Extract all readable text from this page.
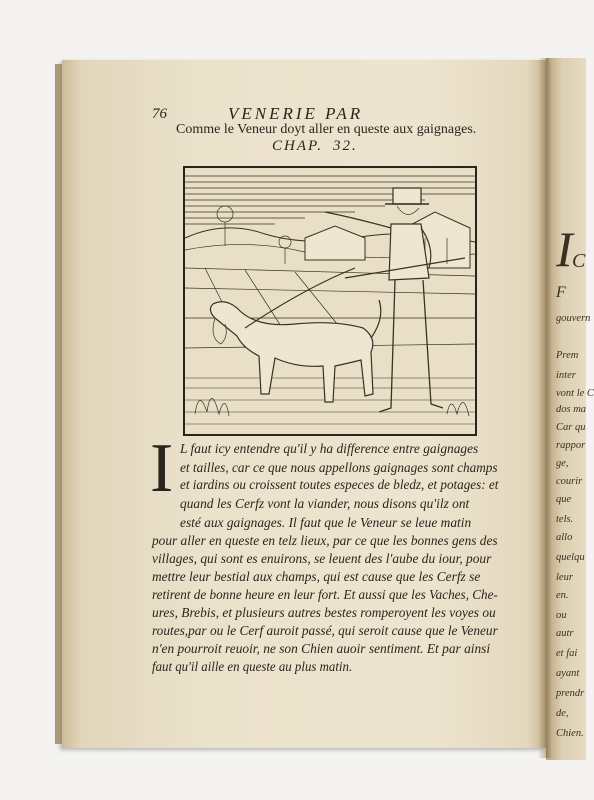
76	VENERIE PAR
Comme le Veneur doyt aller en queste aux gaignages.
CHAP. 32.
I L faut icy entendre qu'il y ha difference entre gaignages
et tailles, car ce que nous appellons gaignages sont champs
et iardins ou croissent toutes especes de bledz, et potages: et
quand les Cerfz vont la viander, nous disons qu'ilz ont
esté aux gaignages. Il faut que le Veneur se leue matin
pour aller en queste en telz lieux, par ce que les bonnes gens des
villages, qui sont es enuirons, se leuent des l'aube du iour, pour
mettre leur bestial aux champs, qui est cause que les Cerfz se
retirent de bonne heure en leur fort. Et aussi que les Vaches, Che-
ures, Brebis, et plusieurs autres bestes romperoyent les voyes ou
routes,par ou le Cerf auroit passé, qui seroit cause que le Veneur
n'en pourroit reuoir, ne son Chien auoir sentiment. Et par ainsi
faut qu'il aille en queste au plus matin.
I C
F
gouvern
Prem
inter
vont le C
dos ma
Car qu
rappor
ge,
courir
que
tels.
allo
quelqu
leur
en.
ou
autr
et fai
ayant
prendr
de,
Chien.
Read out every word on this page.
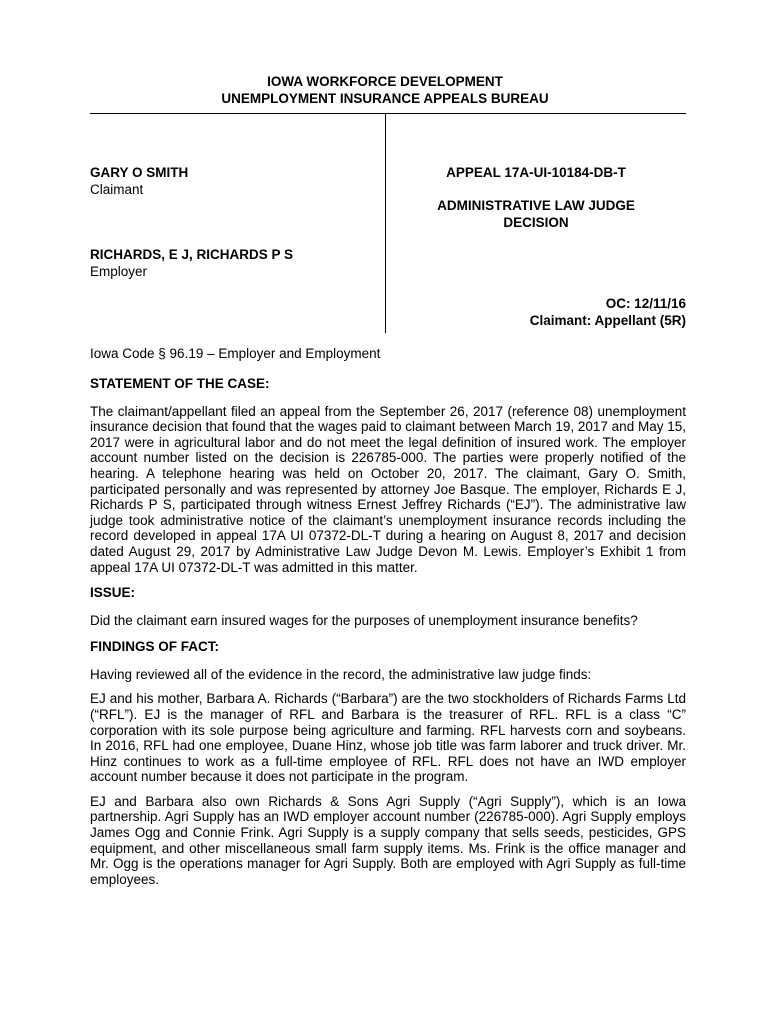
IOWA WORKFORCE DEVELOPMENT
UNEMPLOYMENT INSURANCE APPEALS BUREAU
GARY O SMITH
Claimant
RICHARDS, E J, RICHARDS P S
Employer
APPEAL 17A-UI-10184-DB-T
ADMINISTRATIVE LAW JUDGE
DECISION
OC: 12/11/16
Claimant: Appellant (5R)

Iowa Code § 96.19 – Employer and Employment

STATEMENT OF THE CASE:

The claimant/appellant filed an appeal from the September 26, 2017 (reference 08) unemployment insurance decision that found that the wages paid to claimant between March 19, 2017 and May 15, 2017 were in agricultural labor and do not meet the legal definition of insured work. The employer account number listed on the decision is 226785-000. The parties were properly notified of the hearing. A telephone hearing was held on October 20, 2017. The claimant, Gary O. Smith, participated personally and was represented by attorney Joe Basque. The employer, Richards E J, Richards P S, participated through witness Ernest Jeffrey Richards (“EJ”). The administrative law judge took administrative notice of the claimant’s unemployment insurance records including the record developed in appeal 17A UI 07372-DL-T during a hearing on August 8, 2017 and decision dated August 29, 2017 by Administrative Law Judge Devon M. Lewis. Employer’s Exhibit 1 from appeal 17A UI 07372-DL-T was admitted in this matter.

ISSUE:

Did the claimant earn insured wages for the purposes of unemployment insurance benefits?

FINDINGS OF FACT:

Having reviewed all of the evidence in the record, the administrative law judge finds:

EJ and his mother, Barbara A. Richards (“Barbara”) are the two stockholders of Richards Farms Ltd (“RFL”). EJ is the manager of RFL and Barbara is the treasurer of RFL. RFL is a class “C” corporation with its sole purpose being agriculture and farming. RFL harvests corn and soybeans. In 2016, RFL had one employee, Duane Hinz, whose job title was farm laborer and truck driver. Mr. Hinz continues to work as a full-time employee of RFL. RFL does not have an IWD employer account number because it does not participate in the program.

EJ and Barbara also own Richards & Sons Agri Supply (“Agri Supply”), which is an Iowa partnership. Agri Supply has an IWD employer account number (226785-000). Agri Supply employs James Ogg and Connie Frink. Agri Supply is a supply company that sells seeds, pesticides, GPS equipment, and other miscellaneous small farm supply items. Ms. Frink is the office manager and Mr. Ogg is the operations manager for Agri Supply. Both are employed with Agri Supply as full-time employees.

■ **Work to do**
Restate each of the entries above word for word and skip every image.

■ **Written response**
Extract all readable text from this page.
76	VENERIE PAR
Comme le Veneur doyt aller en queste aux gaignages.
CHAP. 32.
I L faut icy entendre qu'il y ha difference entre gaignages
et tailles, car ce que nous appellons gaignages sont champs
et iardins ou croissent toutes especes de bledz, et potages: et
quand les Cerfz vont la viander, nous disons qu'ilz ont
esté aux gaignages. Il faut que le Veneur se leue matin
pour aller en queste en telz lieux, par ce que les bonnes gens des
villages, qui sont es enuirons, se leuent des l'aube du iour, pour
mettre leur bestial aux champs, qui est cause que les Cerfz se
retirent de bonne heure en leur fort. Et aussi que les Vaches, Che-
ures, Brebis, et plusieurs autres bestes romperoyent les voyes ou
routes,par ou le Cerf auroit passé, qui seroit cause que le Veneur
n'en pourroit reuoir, ne son Chien auoir sentiment. Et par ainsi
faut qu'il aille en queste au plus matin.
I C
F
gouvern
Prem
inter
vont le C
dos ma
Car qu
rappor
ge,
courir
que
tels.
allo
quelqu
leur
en.
ou
autr
et fai
ayant
prendr
de,
Chien.
Read out every word on this page.
IOWA WORKFORCE DEVELOPMENT
UNEMPLOYMENT INSURANCE APPEALS BUREAU
GARY O SMITH
Claimant
RICHARDS, E J, RICHARDS P S
Employer
APPEAL 17A-UI-10184-DB-T
ADMINISTRATIVE LAW JUDGE
DECISION
OC: 12/11/16
Claimant: Appellant (5R)

Iowa Code § 96.19 – Employer and Employment

STATEMENT OF THE CASE:

The claimant/appellant filed an appeal from the September 26, 2017 (reference 08) unemployment insurance decision that found that the wages paid to claimant between March 19, 2017 and May 15, 2017 were in agricultural labor and do not meet the legal definition of insured work. The employer account number listed on the decision is 226785-000. The parties were properly notified of the hearing. A telephone hearing was held on October 20, 2017. The claimant, Gary O. Smith, participated personally and was represented by attorney Joe Basque. The employer, Richards E J, Richards P S, participated through witness Ernest Jeffrey Richards (“EJ”). The administrative law judge took administrative notice of the claimant’s unemployment insurance records including the record developed in appeal 17A UI 07372-DL-T during a hearing on August 8, 2017 and decision dated August 29, 2017 by Administrative Law Judge Devon M. Lewis. Employer’s Exhibit 1 from appeal 17A UI 07372-DL-T was admitted in this matter.

ISSUE:

Did the claimant earn insured wages for the purposes of unemployment insurance benefits?

FINDINGS OF FACT:

Having reviewed all of the evidence in the record, the administrative law judge finds:

EJ and his mother, Barbara A. Richards (“Barbara”) are the two stockholders of Richards Farms Ltd (“RFL”). EJ is the manager of RFL and Barbara is the treasurer of RFL. RFL is a class “C” corporation with its sole purpose being agriculture and farming. RFL harvests corn and soybeans. In 2016, RFL had one employee, Duane Hinz, whose job title was farm laborer and truck driver. Mr. Hinz continues to work as a full-time employee of RFL. RFL does not have an IWD employer account number because it does not participate in the program.

EJ and Barbara also own Richards & Sons Agri Supply (“Agri Supply”), which is an Iowa partnership. Agri Supply has an IWD employer account number (226785-000). Agri Supply employs James Ogg and Connie Frink. Agri Supply is a supply company that sells seeds, pesticides, GPS equipment, and other miscellaneous small farm supply items. Ms. Frink is the office manager and Mr. Ogg is the operations manager for Agri Supply. Both are employed with Agri Supply as full-time employees.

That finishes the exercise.